**Data for this exercise:**
==========

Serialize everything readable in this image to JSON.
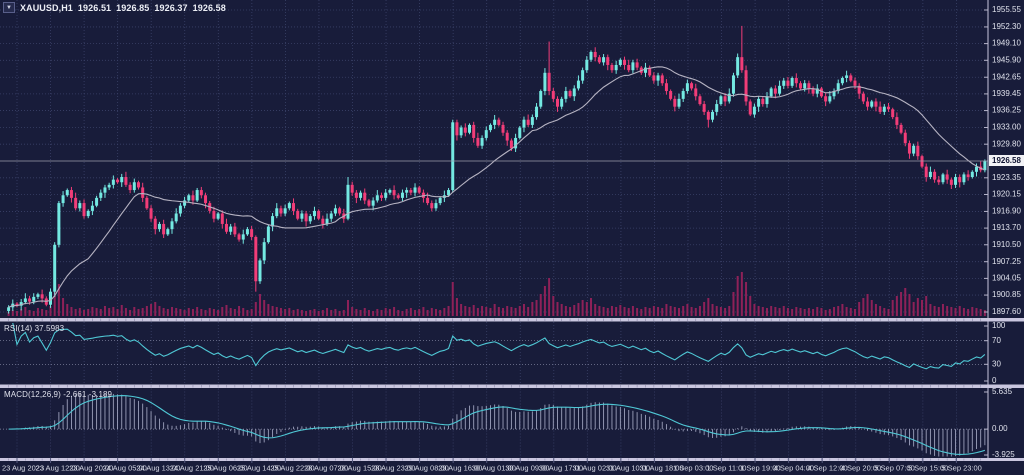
{
  "window": {
    "symbol_period": "XAUUSD,H1",
    "ohlc": {
      "open": "1926.51",
      "high": "1926.85",
      "low": "1926.37",
      "close": "1926.58"
    },
    "menu_icon": "▼"
  },
  "colors": {
    "background": "#181c3a",
    "grid": "#3a4168",
    "bull": "#74e9e2",
    "bear": "#f23d78",
    "volume": "#8e2158",
    "ma": "#b6b3c2",
    "indicator_line": "#4fc8d5",
    "histogram": "#b4b8d2",
    "separator": "#c9c6df",
    "axis_text": "#dfe1ec",
    "price_line": "#9b9bab",
    "tag_bg": "#f2f2f6",
    "tag_text": "#0e1230",
    "level_dotted": "#8f92ae"
  },
  "price_axis": {
    "ticks": [
      "1955.55",
      "1952.30",
      "1949.10",
      "1945.90",
      "1942.65",
      "1939.45",
      "1936.25",
      "1933.00",
      "1929.80",
      "1923.35",
      "1920.15",
      "1916.90",
      "1913.70",
      "1910.50",
      "1907.25",
      "1904.05",
      "1900.85",
      "1897.60"
    ],
    "current_price": "1926.58"
  },
  "indicators": {
    "rsi": {
      "label": "RSI(14)",
      "value": "37.5983",
      "scale": [
        "100",
        "70",
        "30",
        "0"
      ],
      "levels": [
        70,
        30
      ],
      "period": 14
    },
    "macd": {
      "label": "MACD(12,26,9)",
      "values": "-2.661 -3.189",
      "scale": [
        "5.635",
        "0.00",
        "-3.925"
      ],
      "params": [
        12,
        26,
        9
      ]
    }
  },
  "chart_data": {
    "type": "candlestick",
    "title": "XAUUSD,H1",
    "symbol": "XAUUSD",
    "timeframe": "H1",
    "ylim": [
      1897.6,
      1955.55
    ],
    "xlabel": "",
    "ylabel": "",
    "x_labels": [
      "23 Aug 2023",
      "23 Aug 12:00",
      "23 Aug 20:00",
      "24 Aug 05:00",
      "24 Aug 13:00",
      "24 Aug 21:00",
      "25 Aug 06:00",
      "25 Aug 14:00",
      "25 Aug 22:00",
      "28 Aug 07:00",
      "28 Aug 15:00",
      "28 Aug 23:00",
      "29 Aug 08:00",
      "29 Aug 16:00",
      "30 Aug 01:00",
      "30 Aug 09:00",
      "30 Aug 17:00",
      "31 Aug 02:00",
      "31 Aug 10:00",
      "31 Aug 18:00",
      "1 Sep 03:00",
      "1 Sep 11:00",
      "1 Sep 19:00",
      "4 Sep 04:00",
      "4 Sep 12:00",
      "4 Sep 20:00",
      "5 Sep 07:00",
      "5 Sep 15:00",
      "5 Sep 23:00"
    ],
    "bars_per_label": 8,
    "open_first": 1897.8,
    "ma_period": 20,
    "closes": [
      1898.5,
      1899.2,
      1898.8,
      1899.5,
      1900.2,
      1899.6,
      1900.5,
      1901.0,
      1900.2,
      1899.0,
      1901.5,
      1910.5,
      1918.5,
      1920.0,
      1921.0,
      1919.5,
      1917.5,
      1918.5,
      1916.0,
      1917.0,
      1918.0,
      1919.5,
      1920.5,
      1921.5,
      1922.0,
      1923.0,
      1922.5,
      1923.5,
      1922.0,
      1921.0,
      1922.5,
      1921.5,
      1919.5,
      1917.5,
      1915.5,
      1913.5,
      1914.5,
      1912.5,
      1913.5,
      1915.0,
      1916.5,
      1918.0,
      1919.0,
      1920.0,
      1919.0,
      1921.0,
      1920.0,
      1918.5,
      1917.0,
      1915.5,
      1916.5,
      1914.5,
      1913.0,
      1914.0,
      1912.5,
      1911.5,
      1912.5,
      1913.5,
      1912.0,
      1903.5,
      1907.5,
      1911.0,
      1914.0,
      1916.0,
      1917.5,
      1916.5,
      1917.5,
      1918.5,
      1917.0,
      1915.5,
      1916.5,
      1915.0,
      1916.0,
      1917.0,
      1915.5,
      1914.5,
      1915.5,
      1916.5,
      1917.5,
      1916.5,
      1915.5,
      1922.0,
      1920.5,
      1919.5,
      1920.5,
      1919.0,
      1918.0,
      1919.0,
      1920.0,
      1919.5,
      1920.5,
      1921.0,
      1920.0,
      1919.5,
      1920.5,
      1921.0,
      1920.5,
      1921.5,
      1920.5,
      1919.5,
      1918.5,
      1917.5,
      1918.5,
      1919.5,
      1920.0,
      1921.0,
      1934.0,
      1931.5,
      1933.0,
      1932.0,
      1933.5,
      1931.0,
      1929.5,
      1931.0,
      1932.5,
      1933.5,
      1934.5,
      1933.5,
      1932.0,
      1930.5,
      1929.0,
      1931.0,
      1933.0,
      1934.5,
      1933.5,
      1935.0,
      1937.0,
      1940.0,
      1943.5,
      1940.0,
      1938.5,
      1937.0,
      1938.5,
      1940.0,
      1939.0,
      1940.5,
      1942.0,
      1944.0,
      1946.0,
      1947.5,
      1946.5,
      1945.5,
      1946.5,
      1945.0,
      1944.0,
      1945.0,
      1946.0,
      1945.0,
      1944.0,
      1945.5,
      1944.5,
      1943.5,
      1944.5,
      1943.0,
      1942.0,
      1943.0,
      1941.5,
      1940.0,
      1938.5,
      1937.0,
      1938.5,
      1940.0,
      1941.5,
      1940.5,
      1939.0,
      1937.5,
      1936.0,
      1934.5,
      1936.0,
      1937.5,
      1939.0,
      1938.0,
      1939.5,
      1943.0,
      1946.5,
      1944.0,
      1938.0,
      1935.5,
      1937.0,
      1938.5,
      1937.5,
      1939.0,
      1940.5,
      1939.5,
      1941.0,
      1942.0,
      1941.0,
      1942.5,
      1941.5,
      1940.5,
      1941.5,
      1940.5,
      1939.5,
      1940.5,
      1939.0,
      1938.0,
      1939.0,
      1940.0,
      1941.5,
      1942.5,
      1943.0,
      1942.0,
      1941.0,
      1939.5,
      1938.0,
      1937.0,
      1938.0,
      1937.0,
      1936.0,
      1937.0,
      1936.5,
      1935.0,
      1933.5,
      1932.0,
      1930.0,
      1928.0,
      1929.5,
      1927.5,
      1925.5,
      1923.5,
      1924.5,
      1923.0,
      1922.5,
      1924.0,
      1923.0,
      1922.0,
      1923.5,
      1922.5,
      1924.0,
      1923.5,
      1924.5,
      1925.5,
      1924.8,
      1926.58
    ],
    "volumes": [
      4,
      6,
      5,
      7,
      9,
      6,
      5,
      8,
      7,
      6,
      10,
      26,
      32,
      18,
      12,
      9,
      7,
      8,
      6,
      7,
      9,
      8,
      7,
      10,
      8,
      9,
      7,
      11,
      8,
      6,
      9,
      7,
      8,
      10,
      12,
      14,
      10,
      8,
      7,
      9,
      8,
      7,
      6,
      8,
      7,
      9,
      7,
      6,
      8,
      7,
      6,
      9,
      11,
      8,
      7,
      10,
      8,
      6,
      7,
      14,
      22,
      16,
      12,
      10,
      9,
      8,
      7,
      8,
      6,
      7,
      6,
      5,
      6,
      7,
      5,
      6,
      8,
      6,
      7,
      5,
      6,
      16,
      9,
      7,
      6,
      8,
      6,
      5,
      7,
      6,
      8,
      7,
      9,
      6,
      5,
      7,
      8,
      6,
      7,
      9,
      6,
      8,
      7,
      6,
      8,
      10,
      34,
      18,
      12,
      10,
      9,
      11,
      8,
      10,
      9,
      8,
      12,
      9,
      8,
      10,
      9,
      8,
      10,
      12,
      9,
      14,
      16,
      22,
      30,
      38,
      20,
      14,
      12,
      10,
      9,
      11,
      13,
      16,
      14,
      18,
      12,
      10,
      9,
      8,
      10,
      9,
      11,
      9,
      8,
      10,
      8,
      7,
      9,
      8,
      10,
      9,
      8,
      12,
      10,
      9,
      8,
      10,
      12,
      9,
      8,
      10,
      14,
      18,
      12,
      10,
      9,
      8,
      10,
      24,
      40,
      44,
      34,
      20,
      12,
      10,
      9,
      8,
      10,
      9,
      8,
      10,
      8,
      7,
      9,
      8,
      7,
      8,
      7,
      9,
      8,
      6,
      7,
      9,
      10,
      12,
      9,
      8,
      7,
      14,
      18,
      22,
      16,
      12,
      10,
      8,
      7,
      16,
      20,
      24,
      28,
      22,
      14,
      18,
      16,
      20,
      12,
      10,
      9,
      12,
      10,
      9,
      8,
      10,
      8,
      7,
      9,
      8,
      7,
      6
    ],
    "wick_pattern": [
      0.4,
      0.8,
      0.3,
      0.6,
      1.0,
      0.5,
      0.7,
      0.3,
      0.9,
      0.4,
      0.6,
      0.5
    ],
    "wick_overrides": {
      "59": [
        0.3,
        2.0
      ],
      "81": [
        1.5,
        0.3
      ],
      "106": [
        0.5,
        0.5
      ],
      "129": [
        6.0,
        0.8
      ],
      "167": [
        0.3,
        1.5
      ],
      "175": [
        6.0,
        0.5
      ],
      "225": [
        0.4,
        0.8
      ],
      "233": [
        0.3,
        0.4
      ]
    }
  }
}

==========

**Requirements:**
Locate the lines above that hold the word "XAUUSD". Show every one of them.

**Reply to the exercise:**
    "symbol_period": "XAUUSD,H1",
    "title": "XAUUSD,H1",
    "symbol": "XAUUSD",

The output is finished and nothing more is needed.